[Data entries]

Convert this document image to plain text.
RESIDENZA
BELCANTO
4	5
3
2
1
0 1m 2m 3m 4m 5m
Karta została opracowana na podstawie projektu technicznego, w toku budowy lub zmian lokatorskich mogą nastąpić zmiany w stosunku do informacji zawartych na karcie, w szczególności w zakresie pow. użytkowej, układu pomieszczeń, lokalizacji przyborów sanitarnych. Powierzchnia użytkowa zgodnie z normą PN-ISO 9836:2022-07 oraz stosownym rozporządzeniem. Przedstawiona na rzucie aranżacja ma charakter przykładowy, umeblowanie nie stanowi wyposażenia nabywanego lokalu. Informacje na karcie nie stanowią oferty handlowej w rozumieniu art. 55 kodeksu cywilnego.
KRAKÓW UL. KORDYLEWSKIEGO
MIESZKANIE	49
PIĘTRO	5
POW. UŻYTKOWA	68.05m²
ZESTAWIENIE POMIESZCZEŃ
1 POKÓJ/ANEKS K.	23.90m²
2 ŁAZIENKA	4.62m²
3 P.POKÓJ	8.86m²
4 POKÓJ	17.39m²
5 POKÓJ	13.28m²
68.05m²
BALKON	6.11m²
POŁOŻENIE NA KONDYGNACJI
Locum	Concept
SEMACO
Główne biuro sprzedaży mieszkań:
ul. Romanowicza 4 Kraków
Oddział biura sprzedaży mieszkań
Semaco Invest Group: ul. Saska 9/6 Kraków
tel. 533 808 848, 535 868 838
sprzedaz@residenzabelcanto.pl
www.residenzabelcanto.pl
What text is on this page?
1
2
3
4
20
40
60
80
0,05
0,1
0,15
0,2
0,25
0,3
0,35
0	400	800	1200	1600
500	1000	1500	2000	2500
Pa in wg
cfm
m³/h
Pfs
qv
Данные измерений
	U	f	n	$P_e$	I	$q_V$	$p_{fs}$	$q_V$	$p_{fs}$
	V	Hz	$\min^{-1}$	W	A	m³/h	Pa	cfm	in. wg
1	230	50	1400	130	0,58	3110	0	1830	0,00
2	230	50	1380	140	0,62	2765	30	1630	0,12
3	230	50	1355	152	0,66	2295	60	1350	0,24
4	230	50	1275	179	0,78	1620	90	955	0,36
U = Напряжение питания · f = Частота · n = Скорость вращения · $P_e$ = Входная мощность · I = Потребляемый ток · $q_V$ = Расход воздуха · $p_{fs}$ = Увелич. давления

● GIVEN EXERCISE: Copy all the entries verbatim.

● TASK RESPONSE:
Convert this document image to plain text.
RESIDENZA
BELCANTO
4	5
3
2
1
0 1m 2m 3m 4m 5m
Karta została opracowana na podstawie projektu technicznego, w toku budowy lub zmian lokatorskich mogą nastąpić zmiany w stosunku do informacji zawartych na karcie, w szczególności w zakresie pow. użytkowej, układu pomieszczeń, lokalizacji przyborów sanitarnych. Powierzchnia użytkowa zgodnie z normą PN-ISO 9836:2022-07 oraz stosownym rozporządzeniem. Przedstawiona na rzucie aranżacja ma charakter przykładowy, umeblowanie nie stanowi wyposażenia nabywanego lokalu. Informacje na karcie nie stanowią oferty handlowej w rozumieniu art. 55 kodeksu cywilnego.
KRAKÓW UL. KORDYLEWSKIEGO
MIESZKANIE	49
PIĘTRO	5
POW. UŻYTKOWA	68.05m²
ZESTAWIENIE POMIESZCZEŃ
1 POKÓJ/ANEKS K.	23.90m²
2 ŁAZIENKA	4.62m²
3 P.POKÓJ	8.86m²
4 POKÓJ	17.39m²
5 POKÓJ	13.28m²
68.05m²
BALKON	6.11m²
POŁOŻENIE NA KONDYGNACJI
Locum	Concept
SEMACO
Główne biuro sprzedaży mieszkań:
ul. Romanowicza 4 Kraków
Oddział biura sprzedaży mieszkań
Semaco Invest Group: ul. Saska 9/6 Kraków
tel. 533 808 848, 535 868 838
sprzedaz@residenzabelcanto.pl
www.residenzabelcanto.pl
What text is on this page?
1
2
3
4
20
40
60
80
0,05
0,1
0,15
0,2
0,25
0,3
0,35
0	400	800	1200	1600
500	1000	1500	2000	2500
Pa in wg
cfm
m³/h
Pfs
qv
Данные измерений
	U	f	n	$P_e$	I	$q_V$	$p_{fs}$	$q_V$	$p_{fs}$
	V	Hz	$\min^{-1}$	W	A	m³/h	Pa	cfm	in. wg
1	230	50	1400	130	0,58	3110	0	1830	0,00
2	230	50	1380	140	0,62	2765	30	1630	0,12
3	230	50	1355	152	0,66	2295	60	1350	0,24
4	230	50	1275	179	0,78	1620	90	955	0,36
U = Напряжение питания · f = Частота · n = Скорость вращения · $P_e$ = Входная мощность · I = Потребляемый ток · $q_V$ = Расход воздуха · $p_{fs}$ = Увелич. давления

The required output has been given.